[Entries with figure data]

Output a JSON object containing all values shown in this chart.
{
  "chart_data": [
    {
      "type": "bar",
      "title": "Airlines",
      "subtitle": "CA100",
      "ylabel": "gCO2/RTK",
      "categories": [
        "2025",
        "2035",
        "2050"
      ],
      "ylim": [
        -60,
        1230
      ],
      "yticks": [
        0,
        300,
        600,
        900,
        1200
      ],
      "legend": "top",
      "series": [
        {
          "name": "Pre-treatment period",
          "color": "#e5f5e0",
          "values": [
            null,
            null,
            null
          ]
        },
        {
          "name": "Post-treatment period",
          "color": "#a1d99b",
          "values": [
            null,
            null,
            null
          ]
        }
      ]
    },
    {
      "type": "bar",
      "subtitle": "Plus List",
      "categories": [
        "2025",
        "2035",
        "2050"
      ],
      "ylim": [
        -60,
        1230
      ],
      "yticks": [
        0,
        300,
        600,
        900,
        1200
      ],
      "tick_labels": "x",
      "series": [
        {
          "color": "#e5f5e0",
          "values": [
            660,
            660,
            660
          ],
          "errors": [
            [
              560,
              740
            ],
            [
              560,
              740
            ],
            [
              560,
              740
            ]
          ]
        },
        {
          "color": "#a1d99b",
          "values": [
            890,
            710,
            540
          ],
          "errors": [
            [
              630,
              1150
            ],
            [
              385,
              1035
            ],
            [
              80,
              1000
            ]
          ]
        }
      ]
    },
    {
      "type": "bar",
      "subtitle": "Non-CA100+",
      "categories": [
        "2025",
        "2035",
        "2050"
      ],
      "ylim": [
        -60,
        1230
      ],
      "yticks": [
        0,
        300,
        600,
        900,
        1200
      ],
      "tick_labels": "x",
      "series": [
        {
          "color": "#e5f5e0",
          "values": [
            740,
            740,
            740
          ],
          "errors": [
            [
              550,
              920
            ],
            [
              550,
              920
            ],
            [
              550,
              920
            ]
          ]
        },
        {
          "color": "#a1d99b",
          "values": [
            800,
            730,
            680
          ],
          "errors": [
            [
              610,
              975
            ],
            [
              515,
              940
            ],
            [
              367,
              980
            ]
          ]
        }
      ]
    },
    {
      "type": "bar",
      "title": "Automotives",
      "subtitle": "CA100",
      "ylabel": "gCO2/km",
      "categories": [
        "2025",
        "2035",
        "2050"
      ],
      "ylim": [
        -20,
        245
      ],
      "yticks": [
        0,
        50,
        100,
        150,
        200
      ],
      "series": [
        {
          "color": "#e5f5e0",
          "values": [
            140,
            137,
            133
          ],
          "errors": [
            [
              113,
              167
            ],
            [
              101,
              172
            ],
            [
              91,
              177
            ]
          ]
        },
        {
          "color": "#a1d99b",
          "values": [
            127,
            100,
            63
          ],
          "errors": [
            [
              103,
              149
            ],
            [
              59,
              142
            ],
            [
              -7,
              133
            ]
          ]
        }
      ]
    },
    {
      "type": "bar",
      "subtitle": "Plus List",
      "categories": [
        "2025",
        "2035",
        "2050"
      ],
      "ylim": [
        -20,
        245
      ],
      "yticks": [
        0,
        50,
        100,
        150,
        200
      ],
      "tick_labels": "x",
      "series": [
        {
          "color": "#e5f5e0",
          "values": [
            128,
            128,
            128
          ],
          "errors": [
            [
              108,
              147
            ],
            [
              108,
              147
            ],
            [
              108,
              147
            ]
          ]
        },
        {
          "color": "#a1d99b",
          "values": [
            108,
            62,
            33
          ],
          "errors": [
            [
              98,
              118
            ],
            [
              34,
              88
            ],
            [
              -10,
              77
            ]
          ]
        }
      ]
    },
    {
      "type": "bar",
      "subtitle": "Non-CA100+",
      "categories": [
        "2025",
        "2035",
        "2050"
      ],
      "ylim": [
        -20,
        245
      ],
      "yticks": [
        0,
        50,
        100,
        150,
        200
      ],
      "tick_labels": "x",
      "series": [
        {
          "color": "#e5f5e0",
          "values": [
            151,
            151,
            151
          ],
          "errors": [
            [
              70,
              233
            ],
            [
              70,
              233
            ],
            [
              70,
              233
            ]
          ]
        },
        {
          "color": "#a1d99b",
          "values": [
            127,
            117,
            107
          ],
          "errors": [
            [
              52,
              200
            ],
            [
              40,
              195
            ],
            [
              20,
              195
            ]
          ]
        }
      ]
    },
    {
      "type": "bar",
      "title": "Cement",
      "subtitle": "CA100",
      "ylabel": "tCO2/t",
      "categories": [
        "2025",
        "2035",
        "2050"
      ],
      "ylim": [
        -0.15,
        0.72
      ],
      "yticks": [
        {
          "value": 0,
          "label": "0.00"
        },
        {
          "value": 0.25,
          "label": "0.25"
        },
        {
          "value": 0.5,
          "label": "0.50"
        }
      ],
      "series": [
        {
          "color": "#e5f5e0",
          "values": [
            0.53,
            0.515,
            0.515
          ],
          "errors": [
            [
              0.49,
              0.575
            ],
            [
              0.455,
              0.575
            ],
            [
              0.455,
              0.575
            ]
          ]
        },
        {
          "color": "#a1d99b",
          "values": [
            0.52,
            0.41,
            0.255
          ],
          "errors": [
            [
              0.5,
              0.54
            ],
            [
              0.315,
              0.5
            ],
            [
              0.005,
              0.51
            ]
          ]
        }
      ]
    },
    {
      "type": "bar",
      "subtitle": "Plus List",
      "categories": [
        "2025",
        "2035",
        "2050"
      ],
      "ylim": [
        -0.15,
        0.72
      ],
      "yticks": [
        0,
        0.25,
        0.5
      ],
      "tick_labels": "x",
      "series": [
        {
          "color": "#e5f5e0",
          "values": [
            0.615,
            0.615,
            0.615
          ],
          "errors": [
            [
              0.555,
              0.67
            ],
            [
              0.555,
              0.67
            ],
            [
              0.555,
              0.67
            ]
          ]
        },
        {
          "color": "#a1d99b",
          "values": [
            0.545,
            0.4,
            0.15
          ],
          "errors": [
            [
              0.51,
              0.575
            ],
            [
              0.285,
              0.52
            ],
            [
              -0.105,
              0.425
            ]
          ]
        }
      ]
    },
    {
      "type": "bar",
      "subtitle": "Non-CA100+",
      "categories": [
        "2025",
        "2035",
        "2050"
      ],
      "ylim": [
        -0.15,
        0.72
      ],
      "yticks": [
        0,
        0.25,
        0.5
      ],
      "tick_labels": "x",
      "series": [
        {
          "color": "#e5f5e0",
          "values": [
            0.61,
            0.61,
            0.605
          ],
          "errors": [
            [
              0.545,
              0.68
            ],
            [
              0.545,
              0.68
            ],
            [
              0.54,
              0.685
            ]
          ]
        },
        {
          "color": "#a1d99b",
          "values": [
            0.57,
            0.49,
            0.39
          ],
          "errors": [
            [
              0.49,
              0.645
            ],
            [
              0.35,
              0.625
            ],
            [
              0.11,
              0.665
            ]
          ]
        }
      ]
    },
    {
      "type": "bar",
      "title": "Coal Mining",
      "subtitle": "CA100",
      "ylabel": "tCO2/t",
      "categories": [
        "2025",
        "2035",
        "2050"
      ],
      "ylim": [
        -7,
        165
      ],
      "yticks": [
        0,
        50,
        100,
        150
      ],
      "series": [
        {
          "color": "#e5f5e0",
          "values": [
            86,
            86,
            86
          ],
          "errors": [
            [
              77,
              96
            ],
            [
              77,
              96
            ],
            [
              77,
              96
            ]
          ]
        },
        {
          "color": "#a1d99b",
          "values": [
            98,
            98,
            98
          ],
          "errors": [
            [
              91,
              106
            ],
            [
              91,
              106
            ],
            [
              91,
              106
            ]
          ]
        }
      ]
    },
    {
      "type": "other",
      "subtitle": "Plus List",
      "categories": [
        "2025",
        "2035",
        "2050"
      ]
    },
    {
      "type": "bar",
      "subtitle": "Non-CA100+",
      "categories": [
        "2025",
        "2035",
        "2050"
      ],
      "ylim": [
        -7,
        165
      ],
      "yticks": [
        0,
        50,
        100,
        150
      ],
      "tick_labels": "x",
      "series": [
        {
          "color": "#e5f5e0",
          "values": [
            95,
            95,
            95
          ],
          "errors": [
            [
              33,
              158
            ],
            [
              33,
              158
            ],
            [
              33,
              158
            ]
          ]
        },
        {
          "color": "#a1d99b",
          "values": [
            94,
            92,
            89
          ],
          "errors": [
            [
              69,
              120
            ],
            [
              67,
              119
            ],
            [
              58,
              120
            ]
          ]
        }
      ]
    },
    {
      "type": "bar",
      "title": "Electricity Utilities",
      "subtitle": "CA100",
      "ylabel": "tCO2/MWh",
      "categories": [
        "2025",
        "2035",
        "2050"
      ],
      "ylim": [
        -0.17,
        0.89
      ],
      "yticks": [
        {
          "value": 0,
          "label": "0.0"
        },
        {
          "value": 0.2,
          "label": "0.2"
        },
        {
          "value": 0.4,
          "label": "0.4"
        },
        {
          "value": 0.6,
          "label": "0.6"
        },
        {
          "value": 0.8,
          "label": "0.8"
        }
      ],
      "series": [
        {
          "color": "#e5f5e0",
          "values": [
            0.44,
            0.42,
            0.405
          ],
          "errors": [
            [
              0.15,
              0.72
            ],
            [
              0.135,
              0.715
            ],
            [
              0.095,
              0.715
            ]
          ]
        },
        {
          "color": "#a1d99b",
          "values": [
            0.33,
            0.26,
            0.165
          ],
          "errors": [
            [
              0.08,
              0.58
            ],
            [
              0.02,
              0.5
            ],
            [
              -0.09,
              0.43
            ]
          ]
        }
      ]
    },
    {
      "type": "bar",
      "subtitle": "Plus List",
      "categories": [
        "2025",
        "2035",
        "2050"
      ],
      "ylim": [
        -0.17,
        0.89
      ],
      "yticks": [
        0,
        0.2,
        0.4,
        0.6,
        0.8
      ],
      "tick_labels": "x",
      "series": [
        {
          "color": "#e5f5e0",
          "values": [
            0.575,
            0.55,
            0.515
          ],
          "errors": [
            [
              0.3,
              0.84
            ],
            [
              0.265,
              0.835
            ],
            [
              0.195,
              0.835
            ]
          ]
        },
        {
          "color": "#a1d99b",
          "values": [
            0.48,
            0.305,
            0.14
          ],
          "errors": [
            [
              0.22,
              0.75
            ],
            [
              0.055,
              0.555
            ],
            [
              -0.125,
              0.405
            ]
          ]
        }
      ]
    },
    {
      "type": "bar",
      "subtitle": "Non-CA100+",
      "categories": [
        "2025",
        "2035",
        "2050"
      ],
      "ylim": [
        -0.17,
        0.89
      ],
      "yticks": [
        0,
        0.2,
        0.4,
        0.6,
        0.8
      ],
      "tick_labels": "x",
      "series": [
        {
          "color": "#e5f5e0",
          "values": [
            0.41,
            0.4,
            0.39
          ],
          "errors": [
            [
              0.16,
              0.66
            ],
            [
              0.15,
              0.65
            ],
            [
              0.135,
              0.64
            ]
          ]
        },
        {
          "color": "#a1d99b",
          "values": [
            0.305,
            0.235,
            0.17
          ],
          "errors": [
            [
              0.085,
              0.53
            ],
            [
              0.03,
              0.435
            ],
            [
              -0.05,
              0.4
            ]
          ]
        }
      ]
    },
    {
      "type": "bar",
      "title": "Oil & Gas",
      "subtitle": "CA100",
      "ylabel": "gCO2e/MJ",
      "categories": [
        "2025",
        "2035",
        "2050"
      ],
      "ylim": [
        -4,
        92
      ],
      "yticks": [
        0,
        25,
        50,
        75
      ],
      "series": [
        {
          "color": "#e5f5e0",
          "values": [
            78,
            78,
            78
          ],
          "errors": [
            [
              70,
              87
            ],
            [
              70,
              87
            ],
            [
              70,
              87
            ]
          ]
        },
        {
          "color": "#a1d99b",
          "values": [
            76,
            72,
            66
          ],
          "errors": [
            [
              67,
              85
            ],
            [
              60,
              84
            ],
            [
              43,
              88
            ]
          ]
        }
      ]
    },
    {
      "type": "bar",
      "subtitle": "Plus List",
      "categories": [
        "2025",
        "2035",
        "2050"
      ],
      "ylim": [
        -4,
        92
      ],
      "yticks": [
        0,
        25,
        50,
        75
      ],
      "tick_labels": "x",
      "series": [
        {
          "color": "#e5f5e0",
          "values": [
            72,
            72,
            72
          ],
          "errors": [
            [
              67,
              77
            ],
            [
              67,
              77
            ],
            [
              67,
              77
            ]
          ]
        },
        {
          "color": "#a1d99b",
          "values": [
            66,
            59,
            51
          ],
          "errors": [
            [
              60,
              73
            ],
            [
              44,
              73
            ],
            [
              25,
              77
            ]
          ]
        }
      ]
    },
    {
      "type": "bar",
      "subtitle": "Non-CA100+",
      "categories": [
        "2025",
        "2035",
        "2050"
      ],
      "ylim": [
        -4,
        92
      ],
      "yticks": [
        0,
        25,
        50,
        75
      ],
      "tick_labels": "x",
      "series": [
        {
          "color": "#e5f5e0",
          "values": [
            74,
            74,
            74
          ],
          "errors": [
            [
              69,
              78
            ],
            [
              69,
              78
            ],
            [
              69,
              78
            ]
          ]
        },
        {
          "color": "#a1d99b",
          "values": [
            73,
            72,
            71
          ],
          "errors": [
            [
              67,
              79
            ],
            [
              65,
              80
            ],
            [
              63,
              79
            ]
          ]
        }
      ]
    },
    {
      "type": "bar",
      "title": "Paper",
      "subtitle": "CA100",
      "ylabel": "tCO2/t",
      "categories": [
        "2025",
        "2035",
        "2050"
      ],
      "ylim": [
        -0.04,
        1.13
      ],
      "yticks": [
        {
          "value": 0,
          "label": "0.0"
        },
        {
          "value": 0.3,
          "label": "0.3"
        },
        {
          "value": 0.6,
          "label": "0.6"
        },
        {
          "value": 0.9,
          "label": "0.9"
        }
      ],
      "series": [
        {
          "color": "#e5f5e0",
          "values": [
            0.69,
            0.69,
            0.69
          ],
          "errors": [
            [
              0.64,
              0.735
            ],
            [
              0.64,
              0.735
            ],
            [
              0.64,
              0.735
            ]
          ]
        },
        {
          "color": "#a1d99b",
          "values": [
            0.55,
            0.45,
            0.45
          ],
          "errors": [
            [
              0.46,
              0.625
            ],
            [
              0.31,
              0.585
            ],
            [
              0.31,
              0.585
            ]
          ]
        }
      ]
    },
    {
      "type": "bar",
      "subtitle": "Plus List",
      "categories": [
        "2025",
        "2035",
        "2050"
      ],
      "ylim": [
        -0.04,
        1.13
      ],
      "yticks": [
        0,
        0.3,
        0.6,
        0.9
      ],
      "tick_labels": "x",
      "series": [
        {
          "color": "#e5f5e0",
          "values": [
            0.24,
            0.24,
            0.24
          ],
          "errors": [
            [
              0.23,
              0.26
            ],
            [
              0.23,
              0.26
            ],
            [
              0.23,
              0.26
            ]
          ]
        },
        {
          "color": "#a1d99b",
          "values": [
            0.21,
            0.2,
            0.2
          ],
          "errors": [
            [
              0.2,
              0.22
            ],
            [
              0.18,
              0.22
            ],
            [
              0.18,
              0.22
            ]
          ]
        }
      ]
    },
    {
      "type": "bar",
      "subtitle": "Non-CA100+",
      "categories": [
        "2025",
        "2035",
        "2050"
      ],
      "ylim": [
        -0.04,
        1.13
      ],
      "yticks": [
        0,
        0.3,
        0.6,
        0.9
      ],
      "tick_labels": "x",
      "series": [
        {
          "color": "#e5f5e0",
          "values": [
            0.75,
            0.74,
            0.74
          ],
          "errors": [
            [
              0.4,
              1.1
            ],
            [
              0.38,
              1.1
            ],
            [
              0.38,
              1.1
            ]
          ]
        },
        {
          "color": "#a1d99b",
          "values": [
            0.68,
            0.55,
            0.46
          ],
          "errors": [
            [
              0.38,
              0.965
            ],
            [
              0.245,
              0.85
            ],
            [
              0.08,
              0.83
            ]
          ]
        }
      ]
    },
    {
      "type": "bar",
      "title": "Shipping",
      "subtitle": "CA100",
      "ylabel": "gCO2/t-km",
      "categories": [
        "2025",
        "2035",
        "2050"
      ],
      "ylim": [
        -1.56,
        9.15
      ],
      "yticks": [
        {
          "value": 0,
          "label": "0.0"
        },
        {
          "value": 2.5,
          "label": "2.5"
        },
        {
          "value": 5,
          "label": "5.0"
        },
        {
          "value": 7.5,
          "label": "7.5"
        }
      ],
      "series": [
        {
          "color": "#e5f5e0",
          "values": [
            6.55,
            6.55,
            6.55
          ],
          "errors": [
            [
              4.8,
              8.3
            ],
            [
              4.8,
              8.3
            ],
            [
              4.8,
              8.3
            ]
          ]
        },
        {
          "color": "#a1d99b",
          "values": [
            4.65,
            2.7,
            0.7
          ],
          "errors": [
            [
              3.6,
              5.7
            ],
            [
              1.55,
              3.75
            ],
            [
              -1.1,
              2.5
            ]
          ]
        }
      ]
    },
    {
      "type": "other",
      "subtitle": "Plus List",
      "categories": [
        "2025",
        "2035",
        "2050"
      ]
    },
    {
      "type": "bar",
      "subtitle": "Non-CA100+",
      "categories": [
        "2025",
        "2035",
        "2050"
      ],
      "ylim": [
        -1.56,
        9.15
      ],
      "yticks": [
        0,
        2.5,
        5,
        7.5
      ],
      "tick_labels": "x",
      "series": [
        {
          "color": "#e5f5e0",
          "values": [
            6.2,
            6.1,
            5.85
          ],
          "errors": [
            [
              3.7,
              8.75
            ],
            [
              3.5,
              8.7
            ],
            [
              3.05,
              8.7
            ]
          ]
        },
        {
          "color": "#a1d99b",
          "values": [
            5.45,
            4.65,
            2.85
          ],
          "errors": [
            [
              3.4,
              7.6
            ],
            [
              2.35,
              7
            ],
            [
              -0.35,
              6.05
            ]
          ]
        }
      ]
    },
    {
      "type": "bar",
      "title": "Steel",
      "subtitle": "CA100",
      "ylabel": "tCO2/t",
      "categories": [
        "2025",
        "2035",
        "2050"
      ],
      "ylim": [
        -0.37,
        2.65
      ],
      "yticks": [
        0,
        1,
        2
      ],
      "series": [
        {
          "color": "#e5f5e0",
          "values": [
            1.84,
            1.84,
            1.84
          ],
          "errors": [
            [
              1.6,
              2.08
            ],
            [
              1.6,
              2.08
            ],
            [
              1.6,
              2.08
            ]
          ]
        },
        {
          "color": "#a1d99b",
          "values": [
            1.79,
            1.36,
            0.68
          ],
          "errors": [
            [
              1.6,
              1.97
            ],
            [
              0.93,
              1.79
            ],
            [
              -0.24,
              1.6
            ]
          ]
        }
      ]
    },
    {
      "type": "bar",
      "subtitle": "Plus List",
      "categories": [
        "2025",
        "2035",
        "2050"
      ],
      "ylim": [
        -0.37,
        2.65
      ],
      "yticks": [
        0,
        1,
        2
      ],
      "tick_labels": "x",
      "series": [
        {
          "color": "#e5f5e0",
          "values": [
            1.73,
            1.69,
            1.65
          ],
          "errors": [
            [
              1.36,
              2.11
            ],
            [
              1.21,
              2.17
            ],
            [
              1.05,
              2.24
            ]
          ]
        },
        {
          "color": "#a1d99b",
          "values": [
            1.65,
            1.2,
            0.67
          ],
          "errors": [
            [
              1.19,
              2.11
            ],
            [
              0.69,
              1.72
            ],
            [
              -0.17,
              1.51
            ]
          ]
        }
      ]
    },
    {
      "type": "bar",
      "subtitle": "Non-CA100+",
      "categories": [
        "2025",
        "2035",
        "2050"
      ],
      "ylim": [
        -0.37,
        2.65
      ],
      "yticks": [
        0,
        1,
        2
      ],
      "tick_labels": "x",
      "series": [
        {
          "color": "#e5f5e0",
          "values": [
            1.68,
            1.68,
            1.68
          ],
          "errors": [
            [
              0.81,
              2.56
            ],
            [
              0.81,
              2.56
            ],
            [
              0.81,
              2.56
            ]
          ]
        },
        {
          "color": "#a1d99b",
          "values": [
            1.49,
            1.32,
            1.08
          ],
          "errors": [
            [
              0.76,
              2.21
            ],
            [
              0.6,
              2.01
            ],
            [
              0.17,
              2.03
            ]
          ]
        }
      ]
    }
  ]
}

**Written task**
All lines that include "treatment" are to be gathered and copied.

**Exercise output**
          "name": "Pre-treatment period",
          "name": "Post-treatment period",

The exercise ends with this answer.